### ROWS
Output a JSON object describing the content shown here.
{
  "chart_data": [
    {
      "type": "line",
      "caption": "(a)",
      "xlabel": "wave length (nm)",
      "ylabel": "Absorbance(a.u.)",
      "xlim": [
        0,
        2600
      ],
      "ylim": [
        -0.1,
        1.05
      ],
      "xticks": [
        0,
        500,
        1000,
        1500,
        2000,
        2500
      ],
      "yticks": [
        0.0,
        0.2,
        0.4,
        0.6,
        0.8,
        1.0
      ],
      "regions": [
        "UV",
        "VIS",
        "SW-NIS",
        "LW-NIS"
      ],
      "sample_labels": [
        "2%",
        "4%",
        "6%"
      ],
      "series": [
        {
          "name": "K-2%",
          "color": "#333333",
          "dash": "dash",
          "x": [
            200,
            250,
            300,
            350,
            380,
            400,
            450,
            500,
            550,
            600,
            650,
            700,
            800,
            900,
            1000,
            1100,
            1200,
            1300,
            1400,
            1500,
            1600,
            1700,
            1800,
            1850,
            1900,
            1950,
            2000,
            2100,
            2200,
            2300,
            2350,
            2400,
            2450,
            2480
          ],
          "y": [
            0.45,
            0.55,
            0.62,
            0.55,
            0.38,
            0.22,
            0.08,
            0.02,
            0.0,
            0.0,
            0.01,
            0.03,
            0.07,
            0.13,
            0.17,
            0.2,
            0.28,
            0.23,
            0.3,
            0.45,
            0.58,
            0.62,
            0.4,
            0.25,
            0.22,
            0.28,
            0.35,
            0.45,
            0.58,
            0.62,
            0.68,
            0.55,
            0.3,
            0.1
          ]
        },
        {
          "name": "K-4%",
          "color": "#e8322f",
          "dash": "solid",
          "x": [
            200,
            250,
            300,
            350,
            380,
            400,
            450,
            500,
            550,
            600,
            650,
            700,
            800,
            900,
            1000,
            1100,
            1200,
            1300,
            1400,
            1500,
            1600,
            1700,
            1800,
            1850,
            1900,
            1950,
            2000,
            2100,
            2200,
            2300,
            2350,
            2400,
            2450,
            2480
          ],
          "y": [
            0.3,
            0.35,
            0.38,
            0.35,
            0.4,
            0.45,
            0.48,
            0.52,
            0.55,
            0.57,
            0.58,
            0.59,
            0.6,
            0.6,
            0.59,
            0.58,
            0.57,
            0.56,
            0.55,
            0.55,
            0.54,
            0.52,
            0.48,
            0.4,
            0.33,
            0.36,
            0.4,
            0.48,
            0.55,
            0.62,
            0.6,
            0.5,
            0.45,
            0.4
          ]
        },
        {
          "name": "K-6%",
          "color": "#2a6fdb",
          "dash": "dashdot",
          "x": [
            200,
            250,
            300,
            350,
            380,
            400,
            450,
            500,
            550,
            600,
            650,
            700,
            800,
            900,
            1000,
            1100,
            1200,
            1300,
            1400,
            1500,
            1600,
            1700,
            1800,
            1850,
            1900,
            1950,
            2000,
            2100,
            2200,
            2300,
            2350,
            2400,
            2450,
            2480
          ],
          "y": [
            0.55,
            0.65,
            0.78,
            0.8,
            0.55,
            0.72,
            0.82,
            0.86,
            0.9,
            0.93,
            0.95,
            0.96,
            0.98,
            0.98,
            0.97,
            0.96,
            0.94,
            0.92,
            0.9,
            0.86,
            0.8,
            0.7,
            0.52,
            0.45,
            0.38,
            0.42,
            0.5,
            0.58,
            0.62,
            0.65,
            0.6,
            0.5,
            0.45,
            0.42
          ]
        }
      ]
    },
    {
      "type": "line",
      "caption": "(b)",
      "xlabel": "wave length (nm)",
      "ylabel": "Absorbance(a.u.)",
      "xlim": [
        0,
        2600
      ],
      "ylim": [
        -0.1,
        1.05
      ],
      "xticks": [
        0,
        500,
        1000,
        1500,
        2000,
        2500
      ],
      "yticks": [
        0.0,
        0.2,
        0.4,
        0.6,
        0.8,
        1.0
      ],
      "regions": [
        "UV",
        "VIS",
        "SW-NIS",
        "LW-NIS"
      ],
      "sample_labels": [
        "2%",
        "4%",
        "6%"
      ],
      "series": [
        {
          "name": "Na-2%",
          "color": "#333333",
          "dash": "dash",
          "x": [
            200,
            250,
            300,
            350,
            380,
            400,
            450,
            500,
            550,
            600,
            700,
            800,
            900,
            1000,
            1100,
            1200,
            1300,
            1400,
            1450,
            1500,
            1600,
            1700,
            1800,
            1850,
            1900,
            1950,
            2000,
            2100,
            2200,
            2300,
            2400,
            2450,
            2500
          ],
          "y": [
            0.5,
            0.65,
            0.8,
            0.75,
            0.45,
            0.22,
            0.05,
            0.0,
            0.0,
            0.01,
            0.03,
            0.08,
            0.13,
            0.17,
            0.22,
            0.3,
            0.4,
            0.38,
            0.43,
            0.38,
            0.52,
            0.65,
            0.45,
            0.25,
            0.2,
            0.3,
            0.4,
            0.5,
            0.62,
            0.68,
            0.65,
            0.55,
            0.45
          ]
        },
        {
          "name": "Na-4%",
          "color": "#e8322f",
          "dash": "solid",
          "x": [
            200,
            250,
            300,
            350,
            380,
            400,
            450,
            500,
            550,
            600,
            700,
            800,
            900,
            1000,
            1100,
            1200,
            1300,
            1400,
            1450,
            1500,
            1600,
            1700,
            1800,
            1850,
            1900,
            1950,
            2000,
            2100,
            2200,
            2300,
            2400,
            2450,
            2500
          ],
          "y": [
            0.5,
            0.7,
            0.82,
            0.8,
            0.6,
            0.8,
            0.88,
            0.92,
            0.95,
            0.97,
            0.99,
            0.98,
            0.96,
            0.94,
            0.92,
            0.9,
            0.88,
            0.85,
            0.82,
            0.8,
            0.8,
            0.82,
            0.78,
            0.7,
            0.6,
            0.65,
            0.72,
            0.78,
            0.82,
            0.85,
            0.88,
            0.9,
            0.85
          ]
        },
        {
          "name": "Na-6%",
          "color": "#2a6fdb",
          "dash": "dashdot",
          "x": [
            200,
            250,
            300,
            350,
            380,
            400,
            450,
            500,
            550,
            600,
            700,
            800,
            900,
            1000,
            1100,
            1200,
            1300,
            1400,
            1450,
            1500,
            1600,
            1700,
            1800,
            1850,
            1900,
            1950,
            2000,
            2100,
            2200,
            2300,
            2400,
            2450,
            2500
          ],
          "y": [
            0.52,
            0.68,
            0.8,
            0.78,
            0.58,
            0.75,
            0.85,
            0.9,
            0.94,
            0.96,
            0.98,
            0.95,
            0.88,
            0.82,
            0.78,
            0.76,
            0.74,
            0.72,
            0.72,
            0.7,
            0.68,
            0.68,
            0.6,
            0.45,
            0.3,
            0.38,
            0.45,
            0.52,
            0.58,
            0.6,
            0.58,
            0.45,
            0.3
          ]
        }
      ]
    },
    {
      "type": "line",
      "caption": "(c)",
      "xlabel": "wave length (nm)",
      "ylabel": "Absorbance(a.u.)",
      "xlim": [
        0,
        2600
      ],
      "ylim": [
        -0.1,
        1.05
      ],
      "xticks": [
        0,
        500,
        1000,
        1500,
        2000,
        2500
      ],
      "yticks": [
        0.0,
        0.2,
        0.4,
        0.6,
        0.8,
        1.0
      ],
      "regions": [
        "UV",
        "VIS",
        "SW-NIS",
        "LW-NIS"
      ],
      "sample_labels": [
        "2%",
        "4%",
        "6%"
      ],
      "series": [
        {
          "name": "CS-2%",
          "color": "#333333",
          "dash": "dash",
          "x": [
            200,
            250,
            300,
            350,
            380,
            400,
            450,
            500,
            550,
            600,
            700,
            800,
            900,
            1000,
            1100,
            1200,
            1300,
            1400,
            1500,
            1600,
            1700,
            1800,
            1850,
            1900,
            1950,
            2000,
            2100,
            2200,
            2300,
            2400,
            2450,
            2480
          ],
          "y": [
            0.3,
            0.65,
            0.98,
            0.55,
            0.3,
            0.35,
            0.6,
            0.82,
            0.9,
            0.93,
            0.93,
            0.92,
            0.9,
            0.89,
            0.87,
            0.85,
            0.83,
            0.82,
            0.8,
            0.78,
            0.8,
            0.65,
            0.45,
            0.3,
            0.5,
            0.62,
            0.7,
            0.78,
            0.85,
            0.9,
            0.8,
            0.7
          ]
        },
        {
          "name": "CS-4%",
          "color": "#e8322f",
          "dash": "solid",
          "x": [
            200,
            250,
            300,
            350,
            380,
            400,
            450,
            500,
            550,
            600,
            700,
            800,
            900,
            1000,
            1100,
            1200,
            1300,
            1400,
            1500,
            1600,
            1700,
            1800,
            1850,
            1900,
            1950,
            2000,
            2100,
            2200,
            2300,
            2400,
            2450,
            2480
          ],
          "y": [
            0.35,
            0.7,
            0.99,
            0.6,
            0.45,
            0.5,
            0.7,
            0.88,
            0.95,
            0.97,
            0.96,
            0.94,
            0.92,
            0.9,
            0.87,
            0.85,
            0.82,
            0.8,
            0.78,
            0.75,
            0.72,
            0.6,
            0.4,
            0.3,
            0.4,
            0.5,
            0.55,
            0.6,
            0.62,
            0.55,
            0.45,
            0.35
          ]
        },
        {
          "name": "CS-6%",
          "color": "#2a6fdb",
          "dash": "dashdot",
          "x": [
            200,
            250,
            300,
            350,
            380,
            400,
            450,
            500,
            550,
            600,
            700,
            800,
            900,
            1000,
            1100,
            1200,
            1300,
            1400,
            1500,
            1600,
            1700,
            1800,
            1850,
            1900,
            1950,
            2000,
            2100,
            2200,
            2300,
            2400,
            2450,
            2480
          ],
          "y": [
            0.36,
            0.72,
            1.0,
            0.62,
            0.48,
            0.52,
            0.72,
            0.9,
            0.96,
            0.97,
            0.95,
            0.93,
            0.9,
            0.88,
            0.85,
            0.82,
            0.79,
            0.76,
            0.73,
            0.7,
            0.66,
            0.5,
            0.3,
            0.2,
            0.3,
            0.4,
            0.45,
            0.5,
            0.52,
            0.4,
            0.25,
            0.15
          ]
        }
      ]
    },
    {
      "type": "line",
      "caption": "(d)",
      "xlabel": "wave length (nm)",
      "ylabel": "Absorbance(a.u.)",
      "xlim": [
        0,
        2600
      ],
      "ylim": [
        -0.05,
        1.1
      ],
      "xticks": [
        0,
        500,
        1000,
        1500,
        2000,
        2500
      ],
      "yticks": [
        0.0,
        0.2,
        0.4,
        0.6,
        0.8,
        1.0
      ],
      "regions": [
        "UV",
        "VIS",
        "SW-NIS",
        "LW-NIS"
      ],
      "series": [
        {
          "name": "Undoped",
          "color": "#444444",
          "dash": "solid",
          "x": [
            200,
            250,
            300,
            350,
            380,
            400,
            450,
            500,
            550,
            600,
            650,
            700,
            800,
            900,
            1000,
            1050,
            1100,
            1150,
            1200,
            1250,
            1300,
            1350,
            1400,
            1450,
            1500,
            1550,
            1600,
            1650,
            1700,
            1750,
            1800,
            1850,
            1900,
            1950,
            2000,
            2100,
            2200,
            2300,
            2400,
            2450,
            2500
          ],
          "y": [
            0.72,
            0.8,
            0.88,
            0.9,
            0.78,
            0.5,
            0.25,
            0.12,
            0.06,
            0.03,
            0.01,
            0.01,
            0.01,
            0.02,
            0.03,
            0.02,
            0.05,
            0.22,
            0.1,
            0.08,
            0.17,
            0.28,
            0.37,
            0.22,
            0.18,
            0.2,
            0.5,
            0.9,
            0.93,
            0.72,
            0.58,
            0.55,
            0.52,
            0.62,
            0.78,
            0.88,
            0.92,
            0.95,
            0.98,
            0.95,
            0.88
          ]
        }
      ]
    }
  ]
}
######
EXERCISE DESCRIPTION: Choose all lines containing the string "caption" and copy them out.

COMPLETED EXERCISE:
      "caption": "(a)",
      "caption": "(b)",
      "caption": "(c)",
      "caption": "(d)",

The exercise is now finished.